--- begin Stored rows ---

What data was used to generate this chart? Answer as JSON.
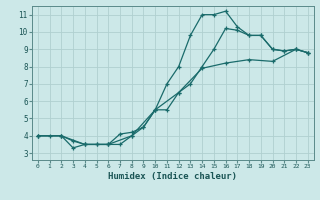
{
  "xlabel": "Humidex (Indice chaleur)",
  "background_color": "#cce8e8",
  "grid_color": "#b0d0d0",
  "line_color": "#1a6b6b",
  "xlim": [
    -0.5,
    23.5
  ],
  "ylim": [
    2.6,
    11.5
  ],
  "xticks": [
    0,
    1,
    2,
    3,
    4,
    5,
    6,
    7,
    8,
    9,
    10,
    11,
    12,
    13,
    14,
    15,
    16,
    17,
    18,
    19,
    20,
    21,
    22,
    23
  ],
  "yticks": [
    3,
    4,
    5,
    6,
    7,
    8,
    9,
    10,
    11
  ],
  "line1_x": [
    0,
    1,
    2,
    3,
    4,
    5,
    6,
    7,
    8,
    9,
    10,
    11,
    12,
    13,
    14,
    15,
    16,
    17,
    18,
    19,
    20,
    21,
    22,
    23
  ],
  "line1_y": [
    4.0,
    4.0,
    4.0,
    3.3,
    3.5,
    3.5,
    3.5,
    4.1,
    4.2,
    4.5,
    5.5,
    7.0,
    8.0,
    9.8,
    11.0,
    11.0,
    11.2,
    10.3,
    9.8,
    9.8,
    9.0,
    8.9,
    9.0,
    8.8
  ],
  "line2_x": [
    0,
    2,
    3,
    4,
    5,
    6,
    7,
    8,
    9,
    10,
    11,
    12,
    13,
    14,
    15,
    16,
    17,
    18,
    19,
    20,
    21,
    22,
    23
  ],
  "line2_y": [
    4.0,
    4.0,
    3.7,
    3.5,
    3.5,
    3.5,
    3.5,
    4.0,
    4.5,
    5.5,
    5.5,
    6.5,
    7.0,
    8.0,
    9.0,
    10.2,
    10.1,
    9.8,
    9.8,
    9.0,
    8.9,
    9.0,
    8.8
  ],
  "line3_x": [
    0,
    2,
    4,
    6,
    8,
    10,
    12,
    14,
    16,
    18,
    20,
    22,
    23
  ],
  "line3_y": [
    4.0,
    4.0,
    3.5,
    3.5,
    4.0,
    5.5,
    6.5,
    7.9,
    8.2,
    8.4,
    8.3,
    9.0,
    8.8
  ]
}
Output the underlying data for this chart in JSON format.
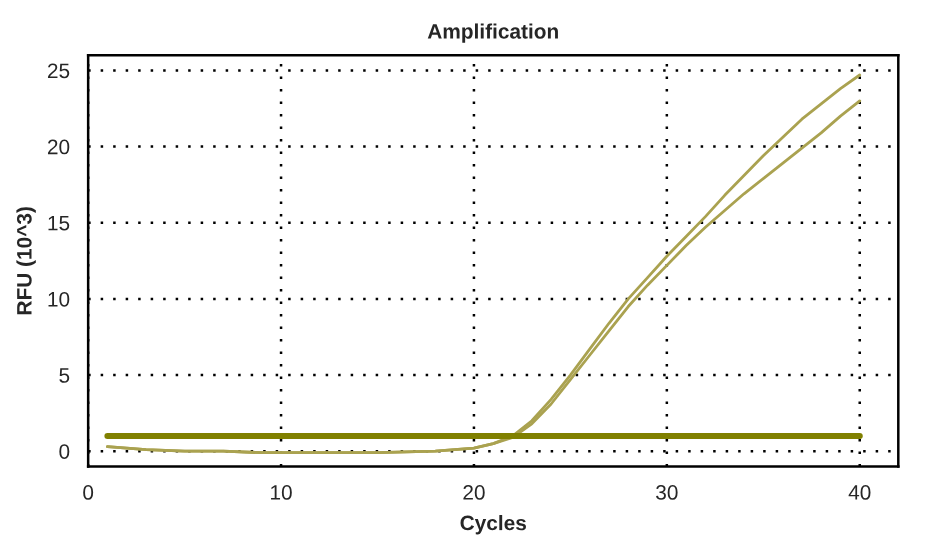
{
  "chart_data": {
    "type": "line",
    "title": "Amplification",
    "xlabel": "Cycles",
    "ylabel": "RFU (10^3)",
    "xlim": [
      0,
      42
    ],
    "ylim": [
      -1,
      26
    ],
    "xticks": [
      0,
      10,
      20,
      30,
      40
    ],
    "yticks": [
      0,
      5,
      10,
      15,
      20,
      25
    ],
    "grid": true,
    "line_style": "solid",
    "marker": "none",
    "series": [
      {
        "color": "#aaa250",
        "x": [
          1,
          3,
          5,
          7,
          9,
          12,
          15,
          18,
          20,
          21,
          22,
          23,
          24,
          25,
          26,
          27,
          28,
          29,
          30,
          31,
          32,
          33,
          34,
          35,
          36,
          37,
          38,
          39,
          40
        ],
        "values": [
          0.3,
          0.1,
          0,
          0,
          -0.1,
          -0.1,
          -0.1,
          0,
          0.2,
          0.5,
          1.0,
          2.0,
          3.4,
          5.0,
          6.7,
          8.4,
          10.0,
          11.4,
          12.8,
          14.1,
          15.4,
          16.8,
          18.1,
          19.4,
          20.6,
          21.8,
          22.8,
          23.8,
          24.7
        ]
      },
      {
        "color": "#aaa250",
        "x": [
          1,
          3,
          5,
          7,
          9,
          12,
          15,
          18,
          20,
          21,
          22,
          23,
          24,
          25,
          26,
          27,
          28,
          29,
          30,
          31,
          32,
          33,
          34,
          35,
          36,
          37,
          38,
          39,
          40
        ],
        "values": [
          0.3,
          0.1,
          0,
          0,
          -0.1,
          -0.1,
          -0.1,
          0,
          0.2,
          0.5,
          0.9,
          1.8,
          3.1,
          4.7,
          6.3,
          7.9,
          9.5,
          10.9,
          12.2,
          13.5,
          14.7,
          15.8,
          16.9,
          17.9,
          18.9,
          19.9,
          20.9,
          22.0,
          23.0
        ]
      },
      {
        "color": "#808000",
        "x": [
          1,
          40
        ],
        "values": [
          1.0,
          1.0
        ]
      }
    ]
  }
}
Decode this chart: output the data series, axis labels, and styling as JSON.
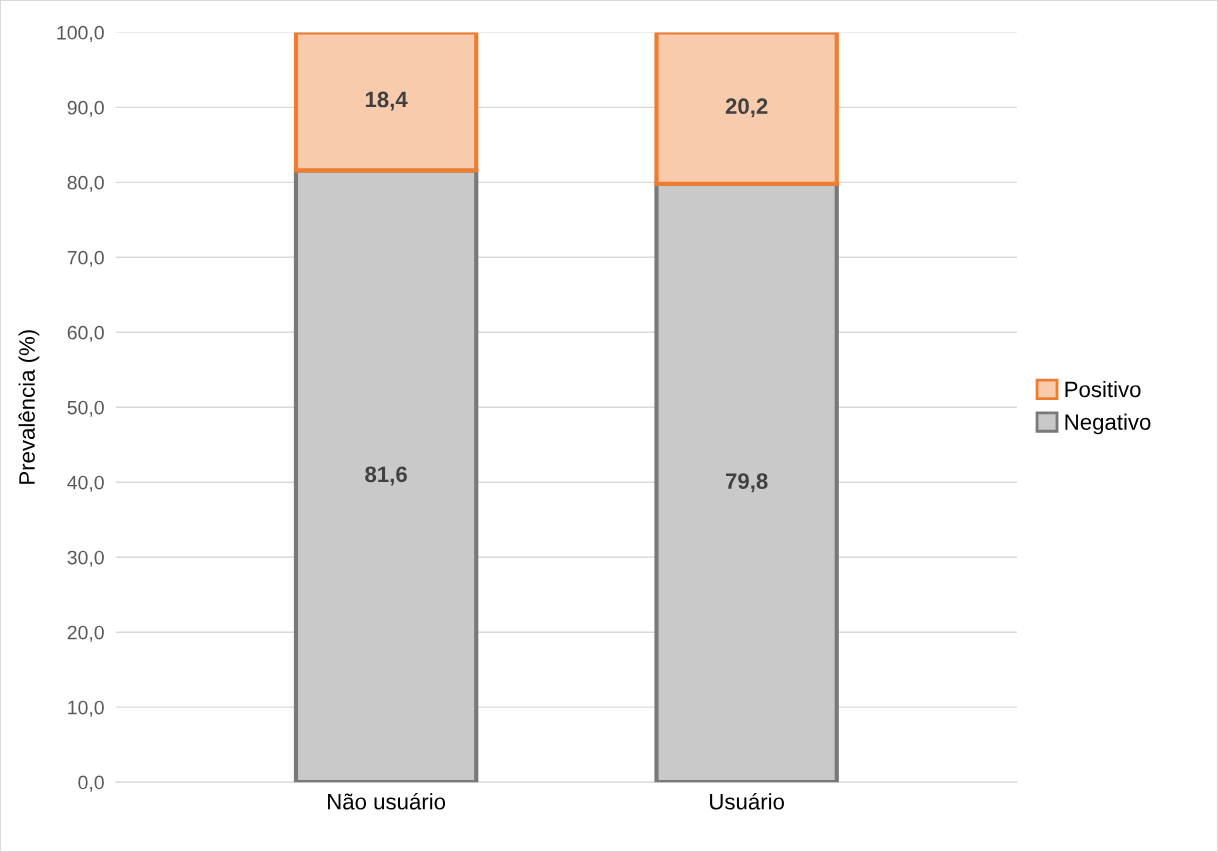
{
  "chart_data": {
    "type": "bar",
    "stacked": true,
    "ylabel": "Prevalência (%)",
    "categories": [
      "Não usuário",
      "Usuário"
    ],
    "series": [
      {
        "name": "Negativo",
        "color": "#c9c9c9",
        "values": [
          81.6,
          79.8
        ],
        "value_labels": [
          "81,6",
          "79,8"
        ]
      },
      {
        "name": "Positivo",
        "color": "#f8cbad",
        "values": [
          18.4,
          20.2
        ],
        "value_labels": [
          "18,4",
          "20,2"
        ]
      }
    ],
    "ylim": [
      0,
      100
    ],
    "yticks": [
      {
        "value": 0,
        "label": "0,0"
      },
      {
        "value": 10,
        "label": "10,0"
      },
      {
        "value": 20,
        "label": "20,0"
      },
      {
        "value": 30,
        "label": "30,0"
      },
      {
        "value": 40,
        "label": "40,0"
      },
      {
        "value": 50,
        "label": "50,0"
      },
      {
        "value": 60,
        "label": "60,0"
      },
      {
        "value": 70,
        "label": "70,0"
      },
      {
        "value": 80,
        "label": "80,0"
      },
      {
        "value": 90,
        "label": "90,0"
      },
      {
        "value": 100,
        "label": "100,0"
      }
    ],
    "grid": "y",
    "legend": "right"
  }
}
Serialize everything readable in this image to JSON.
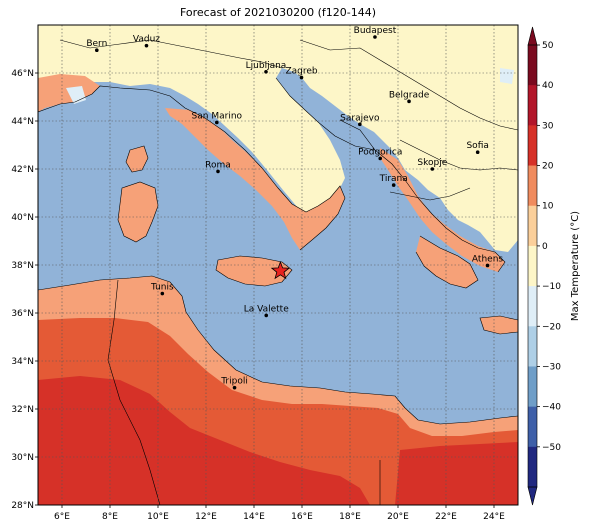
{
  "title": "Forecast of 2021030200 (f120-144)",
  "map": {
    "lon_range": [
      5,
      25
    ],
    "lat_range": [
      28,
      48
    ],
    "x_ticks": [
      "6°E",
      "8°E",
      "10°E",
      "12°E",
      "14°E",
      "16°E",
      "18°E",
      "20°E",
      "22°E",
      "24°E"
    ],
    "x_tick_values": [
      6,
      8,
      10,
      12,
      14,
      16,
      18,
      20,
      22,
      24
    ],
    "y_ticks": [
      "28°N",
      "30°N",
      "32°N",
      "34°N",
      "36°N",
      "38°N",
      "40°N",
      "42°N",
      "44°N",
      "46°N"
    ],
    "y_tick_values": [
      28,
      30,
      32,
      34,
      36,
      38,
      40,
      42,
      44,
      46
    ],
    "grid": true,
    "grid_style": "dotted",
    "sea_color": "#91b3d8",
    "colors": {
      "level_0_10": "#fdf6c8",
      "level_10_20": "#f6a178",
      "level_20_30": "#e45a36",
      "level_30_40": "#d63128",
      "level_minus10_0": "#dfeef7"
    },
    "cities": [
      {
        "name": "Bern",
        "lon": 7.45,
        "lat": 46.95
      },
      {
        "name": "Vaduz",
        "lon": 9.52,
        "lat": 47.14
      },
      {
        "name": "Budapest",
        "lon": 19.04,
        "lat": 47.5
      },
      {
        "name": "Ljubljana",
        "lon": 14.5,
        "lat": 46.05
      },
      {
        "name": "Zagreb",
        "lon": 15.98,
        "lat": 45.81
      },
      {
        "name": "Belgrade",
        "lon": 20.46,
        "lat": 44.82
      },
      {
        "name": "San Marino",
        "lon": 12.45,
        "lat": 43.94
      },
      {
        "name": "Sarajevo",
        "lon": 18.41,
        "lat": 43.86
      },
      {
        "name": "Sofia",
        "lon": 23.32,
        "lat": 42.7
      },
      {
        "name": "Podgorica",
        "lon": 19.26,
        "lat": 42.44
      },
      {
        "name": "Skopje",
        "lon": 21.43,
        "lat": 42.0
      },
      {
        "name": "Roma",
        "lon": 12.5,
        "lat": 41.9
      },
      {
        "name": "Tirana",
        "lon": 19.82,
        "lat": 41.33
      },
      {
        "name": "Athens",
        "lon": 23.73,
        "lat": 37.98
      },
      {
        "name": "Tunis",
        "lon": 10.18,
        "lat": 36.81
      },
      {
        "name": "La Valette",
        "lon": 14.51,
        "lat": 35.9
      },
      {
        "name": "Tripoli",
        "lon": 13.19,
        "lat": 32.89
      }
    ],
    "marker": {
      "lon": 15.1,
      "lat": 37.75,
      "symbol": "star",
      "color": "#e8231f"
    }
  },
  "colorbar": {
    "label": "Max Temperature (°C)",
    "ticks": [
      "50",
      "40",
      "30",
      "20",
      "10",
      "0",
      "−10",
      "−20",
      "−30",
      "−40",
      "−50"
    ],
    "tick_values": [
      50,
      40,
      30,
      20,
      10,
      0,
      -10,
      -20,
      -30,
      -40,
      -50
    ],
    "colors": [
      "#7a0a1f",
      "#b2162a",
      "#d63128",
      "#f08b5e",
      "#fbcf9a",
      "#fdf6c8",
      "#dfeef7",
      "#aecfe6",
      "#6f9ec8",
      "#3e5fa8",
      "#202880"
    ]
  }
}
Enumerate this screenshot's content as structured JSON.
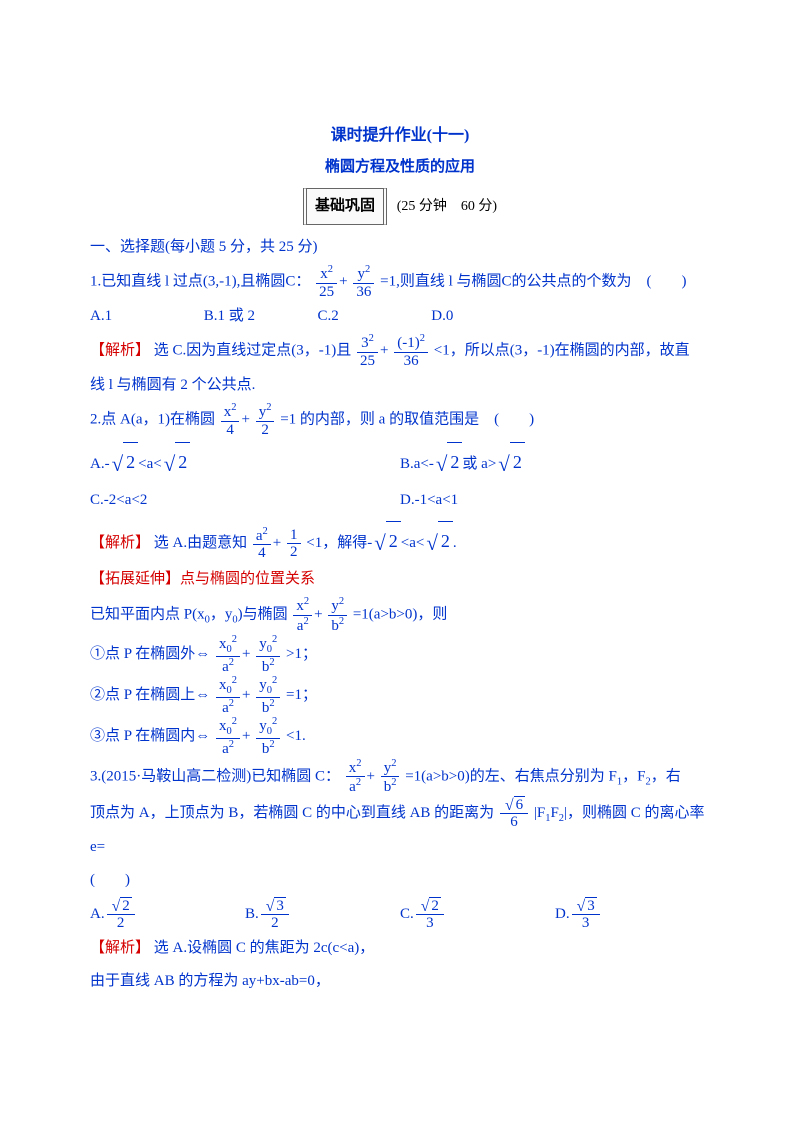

--- end Stored rows ---

Identify and copy the lines holding the word "title".

Task result -
    "title": "Amplification",
  "title": "Forecast of 2021030200 (f120-144)",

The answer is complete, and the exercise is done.